Data entries
## begin

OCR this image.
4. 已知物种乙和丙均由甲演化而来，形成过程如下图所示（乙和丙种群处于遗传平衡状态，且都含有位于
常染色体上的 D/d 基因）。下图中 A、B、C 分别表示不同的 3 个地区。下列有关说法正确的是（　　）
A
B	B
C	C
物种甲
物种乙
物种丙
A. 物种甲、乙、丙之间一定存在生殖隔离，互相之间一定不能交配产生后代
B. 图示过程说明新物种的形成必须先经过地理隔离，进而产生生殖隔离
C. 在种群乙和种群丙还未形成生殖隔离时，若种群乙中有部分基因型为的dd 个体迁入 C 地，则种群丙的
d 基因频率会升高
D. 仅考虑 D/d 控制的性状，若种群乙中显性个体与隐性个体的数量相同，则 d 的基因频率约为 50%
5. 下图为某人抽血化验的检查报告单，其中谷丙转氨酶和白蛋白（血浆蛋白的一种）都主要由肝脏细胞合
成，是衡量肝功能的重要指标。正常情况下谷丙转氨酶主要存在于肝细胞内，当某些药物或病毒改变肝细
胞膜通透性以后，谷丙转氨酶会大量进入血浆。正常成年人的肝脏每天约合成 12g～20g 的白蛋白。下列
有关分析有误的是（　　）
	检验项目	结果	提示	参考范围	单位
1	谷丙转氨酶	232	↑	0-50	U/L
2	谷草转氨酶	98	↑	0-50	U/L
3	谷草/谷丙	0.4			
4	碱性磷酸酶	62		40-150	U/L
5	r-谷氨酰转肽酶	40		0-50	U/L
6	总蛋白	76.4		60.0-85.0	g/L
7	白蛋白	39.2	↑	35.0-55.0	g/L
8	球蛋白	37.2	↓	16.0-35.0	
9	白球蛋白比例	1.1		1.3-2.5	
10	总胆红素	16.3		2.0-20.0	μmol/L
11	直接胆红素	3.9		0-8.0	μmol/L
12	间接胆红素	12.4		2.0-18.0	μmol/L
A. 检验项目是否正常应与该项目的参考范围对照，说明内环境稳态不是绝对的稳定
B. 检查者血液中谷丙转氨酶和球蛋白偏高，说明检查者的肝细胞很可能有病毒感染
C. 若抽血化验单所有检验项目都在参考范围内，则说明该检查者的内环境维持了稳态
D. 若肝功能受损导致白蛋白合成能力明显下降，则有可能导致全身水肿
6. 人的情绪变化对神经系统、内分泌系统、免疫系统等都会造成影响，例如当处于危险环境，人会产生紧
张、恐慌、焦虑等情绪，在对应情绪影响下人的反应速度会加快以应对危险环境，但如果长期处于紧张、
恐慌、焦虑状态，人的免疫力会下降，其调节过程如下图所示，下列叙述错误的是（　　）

## end

Description of the task :: Of the lines in this listing, report how many contain the string "μmol", and give the number only.

Expected answer :: 3